start

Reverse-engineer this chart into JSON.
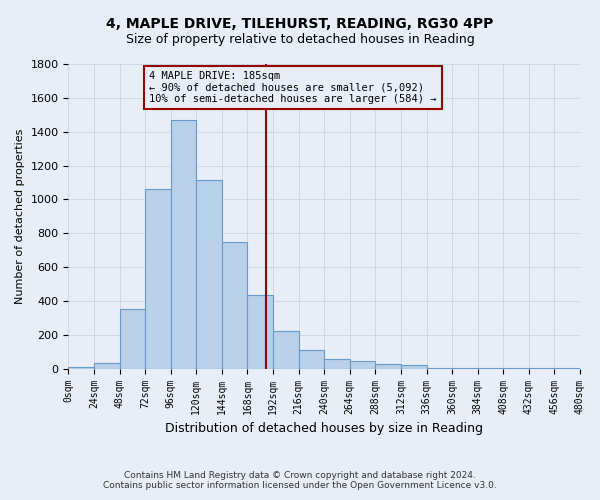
{
  "title": "4, MAPLE DRIVE, TILEHURST, READING, RG30 4PP",
  "subtitle": "Size of property relative to detached houses in Reading",
  "xlabel": "Distribution of detached houses by size in Reading",
  "ylabel": "Number of detached properties",
  "footer_line1": "Contains HM Land Registry data © Crown copyright and database right 2024.",
  "footer_line2": "Contains public sector information licensed under the Open Government Licence v3.0.",
  "bin_edges": [
    0,
    24,
    48,
    72,
    96,
    120,
    144,
    168,
    192,
    216,
    240,
    264,
    288,
    312,
    336,
    360,
    384,
    408,
    432,
    456,
    480
  ],
  "bar_values": [
    10,
    35,
    355,
    1060,
    1470,
    1115,
    750,
    435,
    220,
    110,
    55,
    45,
    30,
    20,
    5,
    5,
    5,
    5,
    2,
    2
  ],
  "bar_color": "#b8d0e8",
  "bar_edge_color": "#6699cc",
  "background_color": "#e8eef8",
  "grid_color": "#d0d8e8",
  "vline_x": 185,
  "vline_color": "#990000",
  "annotation_line1": "4 MAPLE DRIVE: 185sqm",
  "annotation_line2": "← 90% of detached houses are smaller (5,092)",
  "annotation_line3": "10% of semi-detached houses are larger (584) →",
  "annotation_box_color": "#990000",
  "ylim": [
    0,
    1800
  ],
  "yticks": [
    0,
    200,
    400,
    600,
    800,
    1000,
    1200,
    1400,
    1600,
    1800
  ],
  "tick_labels": [
    "0sqm",
    "24sqm",
    "48sqm",
    "72sqm",
    "96sqm",
    "120sqm",
    "144sqm",
    "168sqm",
    "192sqm",
    "216sqm",
    "240sqm",
    "264sqm",
    "288sqm",
    "312sqm",
    "336sqm",
    "360sqm",
    "384sqm",
    "408sqm",
    "432sqm",
    "456sqm",
    "480sqm"
  ],
  "title_fontsize": 10,
  "subtitle_fontsize": 9,
  "ylabel_fontsize": 8,
  "xlabel_fontsize": 9
}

end

EXERCISE TASK
Each entry must be retyped word for word, with every image omitted.

OUTPUT OF THE EXERCISE
Reverse-engineer this chart into JSON.
{
  "title": "4, MAPLE DRIVE, TILEHURST, READING, RG30 4PP",
  "subtitle": "Size of property relative to detached houses in Reading",
  "xlabel": "Distribution of detached houses by size in Reading",
  "ylabel": "Number of detached properties",
  "footer_line1": "Contains HM Land Registry data © Crown copyright and database right 2024.",
  "footer_line2": "Contains public sector information licensed under the Open Government Licence v3.0.",
  "bin_edges": [
    0,
    24,
    48,
    72,
    96,
    120,
    144,
    168,
    192,
    216,
    240,
    264,
    288,
    312,
    336,
    360,
    384,
    408,
    432,
    456,
    480
  ],
  "bar_values": [
    10,
    35,
    355,
    1060,
    1470,
    1115,
    750,
    435,
    220,
    110,
    55,
    45,
    30,
    20,
    5,
    5,
    5,
    5,
    2,
    2
  ],
  "bar_color": "#b8d0e8",
  "bar_edge_color": "#6699cc",
  "background_color": "#e8eef8",
  "grid_color": "#d0d8e8",
  "vline_x": 185,
  "vline_color": "#990000",
  "annotation_line1": "4 MAPLE DRIVE: 185sqm",
  "annotation_line2": "← 90% of detached houses are smaller (5,092)",
  "annotation_line3": "10% of semi-detached houses are larger (584) →",
  "annotation_box_color": "#990000",
  "ylim": [
    0,
    1800
  ],
  "yticks": [
    0,
    200,
    400,
    600,
    800,
    1000,
    1200,
    1400,
    1600,
    1800
  ],
  "tick_labels": [
    "0sqm",
    "24sqm",
    "48sqm",
    "72sqm",
    "96sqm",
    "120sqm",
    "144sqm",
    "168sqm",
    "192sqm",
    "216sqm",
    "240sqm",
    "264sqm",
    "288sqm",
    "312sqm",
    "336sqm",
    "360sqm",
    "384sqm",
    "408sqm",
    "432sqm",
    "456sqm",
    "480sqm"
  ],
  "title_fontsize": 10,
  "subtitle_fontsize": 9,
  "ylabel_fontsize": 8,
  "xlabel_fontsize": 9
}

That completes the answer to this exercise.